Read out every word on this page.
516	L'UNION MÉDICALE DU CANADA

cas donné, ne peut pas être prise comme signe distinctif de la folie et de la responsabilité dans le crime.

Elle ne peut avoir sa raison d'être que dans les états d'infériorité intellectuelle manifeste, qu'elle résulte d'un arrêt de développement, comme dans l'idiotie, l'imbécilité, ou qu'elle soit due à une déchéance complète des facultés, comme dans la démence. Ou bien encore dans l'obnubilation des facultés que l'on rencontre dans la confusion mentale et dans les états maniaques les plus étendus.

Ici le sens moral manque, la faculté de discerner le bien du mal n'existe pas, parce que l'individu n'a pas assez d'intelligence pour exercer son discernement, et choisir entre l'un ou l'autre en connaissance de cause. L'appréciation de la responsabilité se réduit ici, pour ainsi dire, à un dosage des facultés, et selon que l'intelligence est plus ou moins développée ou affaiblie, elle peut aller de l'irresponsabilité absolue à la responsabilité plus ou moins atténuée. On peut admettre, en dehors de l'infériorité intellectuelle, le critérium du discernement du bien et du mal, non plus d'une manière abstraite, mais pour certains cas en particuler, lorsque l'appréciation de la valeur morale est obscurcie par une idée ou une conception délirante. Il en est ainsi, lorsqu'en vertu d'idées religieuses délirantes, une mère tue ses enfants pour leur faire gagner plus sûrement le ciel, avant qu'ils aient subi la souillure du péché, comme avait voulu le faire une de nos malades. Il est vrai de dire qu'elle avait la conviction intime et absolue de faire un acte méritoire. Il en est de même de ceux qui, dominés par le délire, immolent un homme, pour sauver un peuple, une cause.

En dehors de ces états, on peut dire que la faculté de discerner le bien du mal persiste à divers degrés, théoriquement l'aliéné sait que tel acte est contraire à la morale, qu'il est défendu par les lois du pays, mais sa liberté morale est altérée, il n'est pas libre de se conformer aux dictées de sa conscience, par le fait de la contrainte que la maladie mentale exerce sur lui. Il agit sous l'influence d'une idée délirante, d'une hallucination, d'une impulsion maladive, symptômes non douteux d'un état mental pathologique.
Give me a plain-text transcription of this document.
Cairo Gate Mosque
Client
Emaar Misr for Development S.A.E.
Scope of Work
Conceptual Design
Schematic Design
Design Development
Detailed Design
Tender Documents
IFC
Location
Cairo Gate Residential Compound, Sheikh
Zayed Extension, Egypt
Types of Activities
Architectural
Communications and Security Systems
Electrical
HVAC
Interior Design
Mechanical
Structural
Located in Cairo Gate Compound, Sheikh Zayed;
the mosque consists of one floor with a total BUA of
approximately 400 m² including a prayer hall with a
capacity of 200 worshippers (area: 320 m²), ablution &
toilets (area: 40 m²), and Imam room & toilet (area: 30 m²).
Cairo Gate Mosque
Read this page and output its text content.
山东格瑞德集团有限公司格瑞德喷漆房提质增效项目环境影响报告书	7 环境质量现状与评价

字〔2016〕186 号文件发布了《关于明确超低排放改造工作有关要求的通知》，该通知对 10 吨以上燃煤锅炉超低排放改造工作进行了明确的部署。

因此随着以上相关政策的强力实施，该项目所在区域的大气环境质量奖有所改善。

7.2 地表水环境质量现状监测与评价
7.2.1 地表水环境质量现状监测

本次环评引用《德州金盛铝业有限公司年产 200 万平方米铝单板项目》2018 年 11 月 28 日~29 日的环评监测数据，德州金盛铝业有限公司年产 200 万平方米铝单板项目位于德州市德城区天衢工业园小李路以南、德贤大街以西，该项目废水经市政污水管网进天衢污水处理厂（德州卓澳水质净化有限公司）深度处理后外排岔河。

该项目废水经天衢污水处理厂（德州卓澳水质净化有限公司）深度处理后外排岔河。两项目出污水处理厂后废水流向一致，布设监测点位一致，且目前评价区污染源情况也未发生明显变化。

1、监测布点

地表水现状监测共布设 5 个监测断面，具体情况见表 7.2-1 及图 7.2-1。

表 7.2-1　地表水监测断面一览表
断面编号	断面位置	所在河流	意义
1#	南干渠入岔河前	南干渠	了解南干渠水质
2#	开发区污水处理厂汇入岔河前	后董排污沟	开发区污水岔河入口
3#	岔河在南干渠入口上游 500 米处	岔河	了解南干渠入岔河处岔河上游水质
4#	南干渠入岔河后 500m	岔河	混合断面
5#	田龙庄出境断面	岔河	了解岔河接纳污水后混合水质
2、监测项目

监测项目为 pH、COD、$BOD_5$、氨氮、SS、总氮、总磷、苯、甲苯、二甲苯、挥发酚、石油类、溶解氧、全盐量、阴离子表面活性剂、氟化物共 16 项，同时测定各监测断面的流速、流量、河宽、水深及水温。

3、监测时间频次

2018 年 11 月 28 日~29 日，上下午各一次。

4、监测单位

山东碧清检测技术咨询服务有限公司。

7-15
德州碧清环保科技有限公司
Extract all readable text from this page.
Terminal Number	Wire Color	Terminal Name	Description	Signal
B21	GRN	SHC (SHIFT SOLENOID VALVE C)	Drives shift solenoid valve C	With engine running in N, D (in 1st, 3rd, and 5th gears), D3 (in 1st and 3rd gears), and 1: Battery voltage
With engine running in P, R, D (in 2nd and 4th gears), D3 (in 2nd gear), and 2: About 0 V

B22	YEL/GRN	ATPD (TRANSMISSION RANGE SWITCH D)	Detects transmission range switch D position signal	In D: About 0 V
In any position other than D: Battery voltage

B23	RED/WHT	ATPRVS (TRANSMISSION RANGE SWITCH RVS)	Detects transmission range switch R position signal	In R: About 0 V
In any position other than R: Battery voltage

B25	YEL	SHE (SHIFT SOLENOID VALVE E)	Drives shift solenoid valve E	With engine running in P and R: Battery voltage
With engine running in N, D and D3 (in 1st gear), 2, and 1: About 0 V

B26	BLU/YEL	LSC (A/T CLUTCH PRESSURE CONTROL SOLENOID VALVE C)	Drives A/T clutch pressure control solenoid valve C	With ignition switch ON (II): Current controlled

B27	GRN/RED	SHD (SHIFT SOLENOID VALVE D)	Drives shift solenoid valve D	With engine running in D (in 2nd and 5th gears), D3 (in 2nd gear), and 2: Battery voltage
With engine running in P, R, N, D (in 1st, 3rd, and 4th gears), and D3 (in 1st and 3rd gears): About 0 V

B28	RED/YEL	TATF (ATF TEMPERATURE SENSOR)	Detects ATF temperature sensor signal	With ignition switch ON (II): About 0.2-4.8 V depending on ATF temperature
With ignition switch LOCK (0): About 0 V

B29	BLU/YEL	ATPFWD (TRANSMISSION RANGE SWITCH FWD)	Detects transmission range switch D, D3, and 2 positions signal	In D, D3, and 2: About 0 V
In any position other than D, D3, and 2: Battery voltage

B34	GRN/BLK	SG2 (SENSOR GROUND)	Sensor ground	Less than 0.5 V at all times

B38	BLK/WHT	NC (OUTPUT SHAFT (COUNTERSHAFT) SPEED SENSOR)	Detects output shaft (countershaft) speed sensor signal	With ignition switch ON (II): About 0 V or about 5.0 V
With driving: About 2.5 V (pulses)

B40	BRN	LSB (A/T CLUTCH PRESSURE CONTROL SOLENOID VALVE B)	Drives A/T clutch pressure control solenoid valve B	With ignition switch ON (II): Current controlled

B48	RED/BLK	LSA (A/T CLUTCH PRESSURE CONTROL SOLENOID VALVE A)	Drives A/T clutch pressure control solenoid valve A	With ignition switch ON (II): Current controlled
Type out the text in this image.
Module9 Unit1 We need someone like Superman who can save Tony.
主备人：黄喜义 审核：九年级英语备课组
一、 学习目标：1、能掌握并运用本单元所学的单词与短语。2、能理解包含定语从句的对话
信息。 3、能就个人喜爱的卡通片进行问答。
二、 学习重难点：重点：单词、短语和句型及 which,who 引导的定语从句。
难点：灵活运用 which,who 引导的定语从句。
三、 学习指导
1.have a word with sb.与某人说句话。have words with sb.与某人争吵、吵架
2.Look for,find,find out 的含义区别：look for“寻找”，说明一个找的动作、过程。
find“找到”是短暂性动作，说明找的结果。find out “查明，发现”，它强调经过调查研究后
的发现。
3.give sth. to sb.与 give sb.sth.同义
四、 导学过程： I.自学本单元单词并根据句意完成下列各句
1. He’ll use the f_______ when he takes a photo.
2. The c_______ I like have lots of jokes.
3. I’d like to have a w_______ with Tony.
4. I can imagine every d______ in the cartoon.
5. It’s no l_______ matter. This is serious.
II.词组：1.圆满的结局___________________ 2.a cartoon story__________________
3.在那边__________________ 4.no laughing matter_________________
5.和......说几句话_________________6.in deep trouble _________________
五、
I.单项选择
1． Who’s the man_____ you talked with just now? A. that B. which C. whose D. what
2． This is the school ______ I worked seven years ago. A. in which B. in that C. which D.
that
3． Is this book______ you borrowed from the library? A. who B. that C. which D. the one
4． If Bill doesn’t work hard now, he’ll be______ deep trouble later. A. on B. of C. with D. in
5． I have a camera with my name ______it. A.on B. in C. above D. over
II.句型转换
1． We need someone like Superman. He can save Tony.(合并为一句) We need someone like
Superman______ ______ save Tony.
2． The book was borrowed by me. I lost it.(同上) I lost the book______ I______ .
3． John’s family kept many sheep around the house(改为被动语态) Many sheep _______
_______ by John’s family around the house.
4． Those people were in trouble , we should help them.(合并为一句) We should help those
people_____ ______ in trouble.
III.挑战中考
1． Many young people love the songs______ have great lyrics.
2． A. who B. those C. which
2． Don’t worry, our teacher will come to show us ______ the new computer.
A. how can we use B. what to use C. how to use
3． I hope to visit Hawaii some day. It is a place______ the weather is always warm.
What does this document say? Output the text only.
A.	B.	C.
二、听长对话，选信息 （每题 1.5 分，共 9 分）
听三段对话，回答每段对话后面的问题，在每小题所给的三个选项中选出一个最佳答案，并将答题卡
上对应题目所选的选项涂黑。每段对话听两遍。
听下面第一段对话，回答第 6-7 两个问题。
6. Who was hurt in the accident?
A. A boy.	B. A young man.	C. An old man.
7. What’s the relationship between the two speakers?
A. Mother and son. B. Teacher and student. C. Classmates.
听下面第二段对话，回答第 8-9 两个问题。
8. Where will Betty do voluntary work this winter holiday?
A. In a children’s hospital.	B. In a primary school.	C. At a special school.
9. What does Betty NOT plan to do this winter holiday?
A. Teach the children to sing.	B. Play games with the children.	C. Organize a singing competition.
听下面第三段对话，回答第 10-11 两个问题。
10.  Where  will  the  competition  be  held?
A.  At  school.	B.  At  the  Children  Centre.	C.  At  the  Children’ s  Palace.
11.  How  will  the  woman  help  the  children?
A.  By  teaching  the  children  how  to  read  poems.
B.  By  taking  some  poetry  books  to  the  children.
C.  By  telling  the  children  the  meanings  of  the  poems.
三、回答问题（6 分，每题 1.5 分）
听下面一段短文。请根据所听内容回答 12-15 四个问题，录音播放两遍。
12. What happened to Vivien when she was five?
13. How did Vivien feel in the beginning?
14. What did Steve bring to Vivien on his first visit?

◇ ◇ ◇ ◇

Prompt: Pull out and copy each line containing the string "Development".

Reply:
Emaar Misr for Development S.A.E.
Design Development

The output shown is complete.